◆ What you need to do ◆
What do the lines from the one containing "Read all visible content and emit it as JSON." through the end of the entries say? Quote them exactly, and only them.

── Recorded information ──

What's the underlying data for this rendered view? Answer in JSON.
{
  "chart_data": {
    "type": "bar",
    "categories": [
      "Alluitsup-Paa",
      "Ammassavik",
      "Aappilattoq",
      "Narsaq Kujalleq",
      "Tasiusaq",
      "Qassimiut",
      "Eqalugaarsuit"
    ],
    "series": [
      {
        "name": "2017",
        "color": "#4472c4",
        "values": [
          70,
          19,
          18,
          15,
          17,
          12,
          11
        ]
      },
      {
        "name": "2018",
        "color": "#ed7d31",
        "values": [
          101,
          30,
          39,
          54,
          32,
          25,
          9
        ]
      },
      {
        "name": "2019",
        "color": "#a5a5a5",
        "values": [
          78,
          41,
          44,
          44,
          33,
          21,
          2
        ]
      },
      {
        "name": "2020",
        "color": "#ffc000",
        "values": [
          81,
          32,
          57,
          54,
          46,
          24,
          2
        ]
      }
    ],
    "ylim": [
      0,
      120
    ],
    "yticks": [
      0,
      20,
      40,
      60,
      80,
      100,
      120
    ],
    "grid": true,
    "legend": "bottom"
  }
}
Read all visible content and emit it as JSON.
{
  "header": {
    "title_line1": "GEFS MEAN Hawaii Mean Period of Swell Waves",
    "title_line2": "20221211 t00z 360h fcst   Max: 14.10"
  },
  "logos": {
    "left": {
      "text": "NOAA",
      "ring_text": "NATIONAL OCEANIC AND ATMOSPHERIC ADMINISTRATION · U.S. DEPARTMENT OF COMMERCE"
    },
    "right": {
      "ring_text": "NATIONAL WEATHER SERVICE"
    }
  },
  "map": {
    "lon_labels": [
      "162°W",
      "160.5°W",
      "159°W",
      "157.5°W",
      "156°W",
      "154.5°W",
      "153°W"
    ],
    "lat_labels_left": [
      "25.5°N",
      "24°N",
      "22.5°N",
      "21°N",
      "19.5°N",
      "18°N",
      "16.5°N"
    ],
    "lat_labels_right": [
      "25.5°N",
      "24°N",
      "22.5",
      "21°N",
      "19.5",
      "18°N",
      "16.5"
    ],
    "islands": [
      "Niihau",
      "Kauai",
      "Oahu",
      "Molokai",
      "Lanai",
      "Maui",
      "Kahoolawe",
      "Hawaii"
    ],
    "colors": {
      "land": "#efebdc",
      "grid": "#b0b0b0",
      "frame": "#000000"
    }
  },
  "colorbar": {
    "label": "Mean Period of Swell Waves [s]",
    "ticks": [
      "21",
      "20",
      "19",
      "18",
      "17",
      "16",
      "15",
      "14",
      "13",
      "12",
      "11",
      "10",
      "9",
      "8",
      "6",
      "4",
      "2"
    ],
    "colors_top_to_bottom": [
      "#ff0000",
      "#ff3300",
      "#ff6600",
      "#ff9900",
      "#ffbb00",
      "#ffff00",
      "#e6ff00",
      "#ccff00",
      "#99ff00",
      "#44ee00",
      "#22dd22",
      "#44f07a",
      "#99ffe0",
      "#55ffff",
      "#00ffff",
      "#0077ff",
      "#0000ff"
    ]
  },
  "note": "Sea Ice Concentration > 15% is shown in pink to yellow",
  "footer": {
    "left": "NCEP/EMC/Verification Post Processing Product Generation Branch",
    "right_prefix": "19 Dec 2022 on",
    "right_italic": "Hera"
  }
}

───

◆ Result for this task ◆
Read all visible content and emit it as JSON.
{
  "header": {
    "title_line1": "GEFS MEAN Hawaii Mean Period of Swell Waves",
    "title_line2": "20221211 t00z 360h fcst   Max: 14.10"
  },
  "logos": {
    "left": {
      "text": "NOAA",
      "ring_text": "NATIONAL OCEANIC AND ATMOSPHERIC ADMINISTRATION · U.S. DEPARTMENT OF COMMERCE"
    },
    "right": {
      "ring_text": "NATIONAL WEATHER SERVICE"
    }
  },
  "map": {
    "lon_labels": [
      "162°W",
      "160.5°W",
      "159°W",
      "157.5°W",
      "156°W",
      "154.5°W",
      "153°W"
    ],
    "lat_labels_left": [
      "25.5°N",
      "24°N",
      "22.5°N",
      "21°N",
      "19.5°N",
      "18°N",
      "16.5°N"
    ],
    "lat_labels_right": [
      "25.5°N",
      "24°N",
      "22.5",
      "21°N",
      "19.5",
      "18°N",
      "16.5"
    ],
    "islands": [
      "Niihau",
      "Kauai",
      "Oahu",
      "Molokai",
      "Lanai",
      "Maui",
      "Kahoolawe",
      "Hawaii"
    ],
    "colors": {
      "land": "#efebdc",
      "grid": "#b0b0b0",
      "frame": "#000000"
    }
  },
  "colorbar": {
    "label": "Mean Period of Swell Waves [s]",
    "ticks": [
      "21",
      "20",
      "19",
      "18",
      "17",
      "16",
      "15",
      "14",
      "13",
      "12",
      "11",
      "10",
      "9",
      "8",
      "6",
      "4",
      "2"
    ],
    "colors_top_to_bottom": [
      "#ff0000",
      "#ff3300",
      "#ff6600",
      "#ff9900",
      "#ffbb00",
      "#ffff00",
      "#e6ff00",
      "#ccff00",
      "#99ff00",
      "#44ee00",
      "#22dd22",
      "#44f07a",
      "#99ffe0",
      "#55ffff",
      "#00ffff",
      "#0077ff",
      "#0000ff"
    ]
  },
  "note": "Sea Ice Concentration > 15% is shown in pink to yellow",
  "footer": {
    "left": "NCEP/EMC/Verification Post Processing Product Generation Branch",
    "right_prefix": "19 Dec 2022 on",
    "right_italic": "Hera"
  }
}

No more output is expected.